Records from a dataset
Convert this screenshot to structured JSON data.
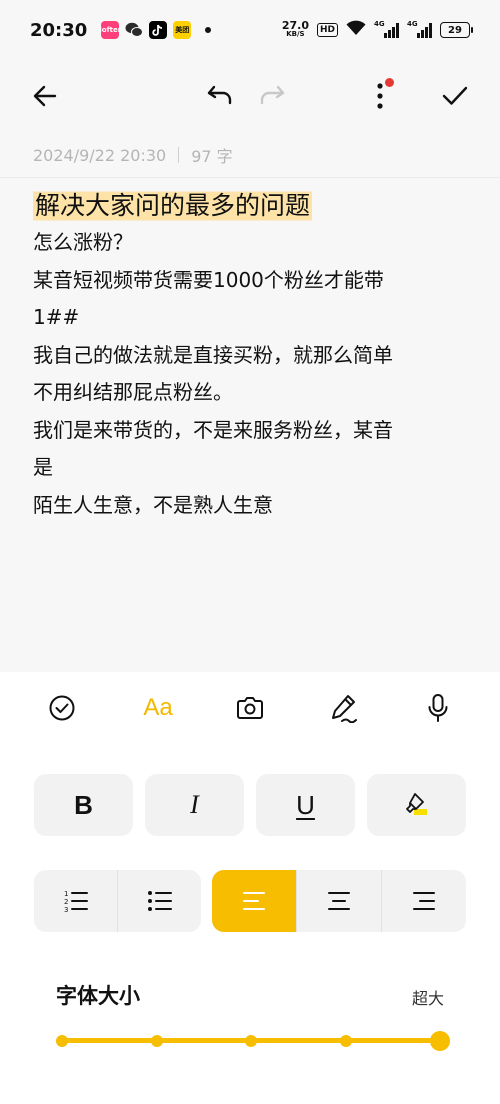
{
  "status_bar": {
    "time": "20:30",
    "apps": [
      {
        "name": "lofter-app-icon",
        "color": "#ff3f7a",
        "label": "lofter"
      },
      {
        "name": "wechat-app-icon",
        "color": "#2b2b2b",
        "label": ""
      },
      {
        "name": "douyin-app-icon",
        "color": "#000000",
        "label": ""
      },
      {
        "name": "meituan-app-icon",
        "color": "#ffd000",
        "label": "美团"
      }
    ],
    "net_speed_value": "27.0",
    "net_speed_unit": "KB/S",
    "hd": "HD",
    "signal1_label": "4G",
    "signal2_label": "4G",
    "battery": "29"
  },
  "toolbar": {
    "back_icon": "arrow-left-icon",
    "undo_icon": "undo-icon",
    "redo_icon": "redo-icon",
    "more_icon": "more-vertical-icon",
    "done_icon": "check-icon",
    "notification_dot_color": "#e53935"
  },
  "note_meta": {
    "datetime": "2024/9/22 20:30",
    "word_count": "97 字"
  },
  "note": {
    "title": "解决大家问的最多的问题",
    "title_highlight_color": "#fde3a7",
    "lines": [
      "怎么涨粉？",
      "某音短视频带货需要1000个粉丝才能带",
      "1##",
      "我自己的做法就是直接买粉，就那么简单",
      "不用纠结那屁点粉丝。",
      "我们是来带货的，不是来服务粉丝，某音",
      "是",
      "陌生人生意，不是熟人生意"
    ]
  },
  "panel": {
    "tools": {
      "checklist_icon": "check-circle-icon",
      "text_format_label": "Aa",
      "camera_icon": "camera-icon",
      "handwriting_icon": "pen-icon",
      "voice_icon": "microphone-icon"
    },
    "format_buttons": {
      "bold": "B",
      "italic": "I",
      "underline": "U",
      "highlight_icon": "highlighter-icon"
    },
    "list_buttons": [
      "numbered-list-icon",
      "bullet-list-icon"
    ],
    "align_buttons": [
      "align-left-icon",
      "align-center-icon",
      "align-right-icon"
    ],
    "active_align": "left",
    "accent_color": "#f7bd00",
    "font_size": {
      "label": "字体大小",
      "value": "超大",
      "steps": 5,
      "selected_step": 5
    }
  }
}
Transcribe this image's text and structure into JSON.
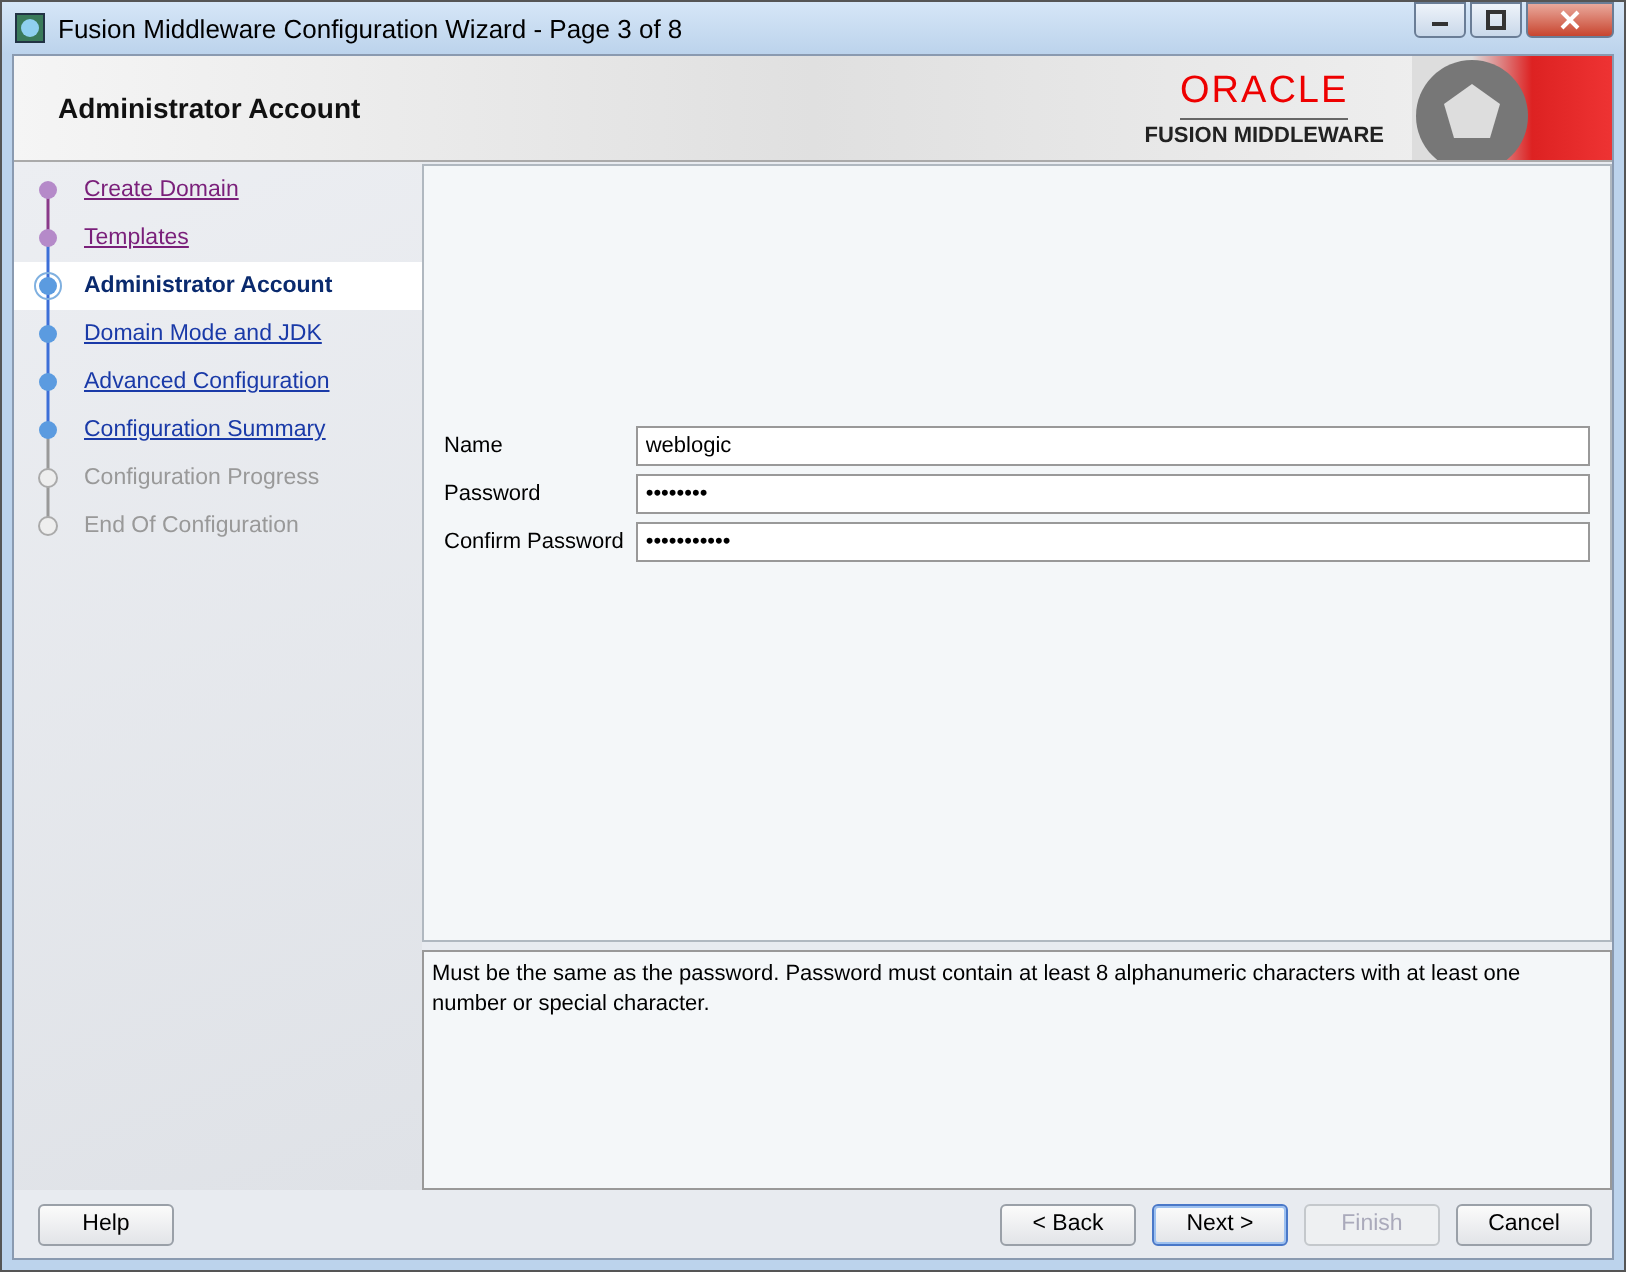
{
  "window": {
    "title": "Fusion Middleware Configuration Wizard - Page 3 of 8"
  },
  "header": {
    "title": "Administrator Account",
    "logo": "ORACLE",
    "logo_subtitle": "FUSION MIDDLEWARE"
  },
  "steps": [
    {
      "label": "Create Domain",
      "kind": "visited",
      "selected": false
    },
    {
      "label": "Templates",
      "kind": "visited",
      "selected": false
    },
    {
      "label": "Administrator Account",
      "kind": "current",
      "selected": true
    },
    {
      "label": "Domain Mode and JDK",
      "kind": "available",
      "selected": false
    },
    {
      "label": "Advanced Configuration",
      "kind": "available",
      "selected": false
    },
    {
      "label": "Configuration Summary",
      "kind": "available",
      "selected": false
    },
    {
      "label": "Configuration Progress",
      "kind": "disabled",
      "selected": false
    },
    {
      "label": "End Of Configuration",
      "kind": "disabled",
      "selected": false
    }
  ],
  "form": [
    {
      "label": "Name",
      "value": "weblogic"
    },
    {
      "label": "Password",
      "value": "••••••••"
    },
    {
      "label": "Confirm Password",
      "value": "•••••••••••"
    }
  ],
  "help_text": "Must be the same as the password. Password must contain at least 8 alphanumeric characters with at least one number or special character.",
  "buttons": {
    "help": {
      "label": "Help",
      "disabled": false
    },
    "actions": [
      {
        "label": "< Back",
        "disabled": false,
        "default": false
      },
      {
        "label": "Next >",
        "disabled": false,
        "default": true
      },
      {
        "label": "Finish",
        "disabled": true,
        "default": false
      },
      {
        "label": "Cancel",
        "disabled": false,
        "default": false
      }
    ]
  }
}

> _Task goal_: Tally the lines in the listing that hold "JSON" and report the number alone.

> _Completed exercise_: 2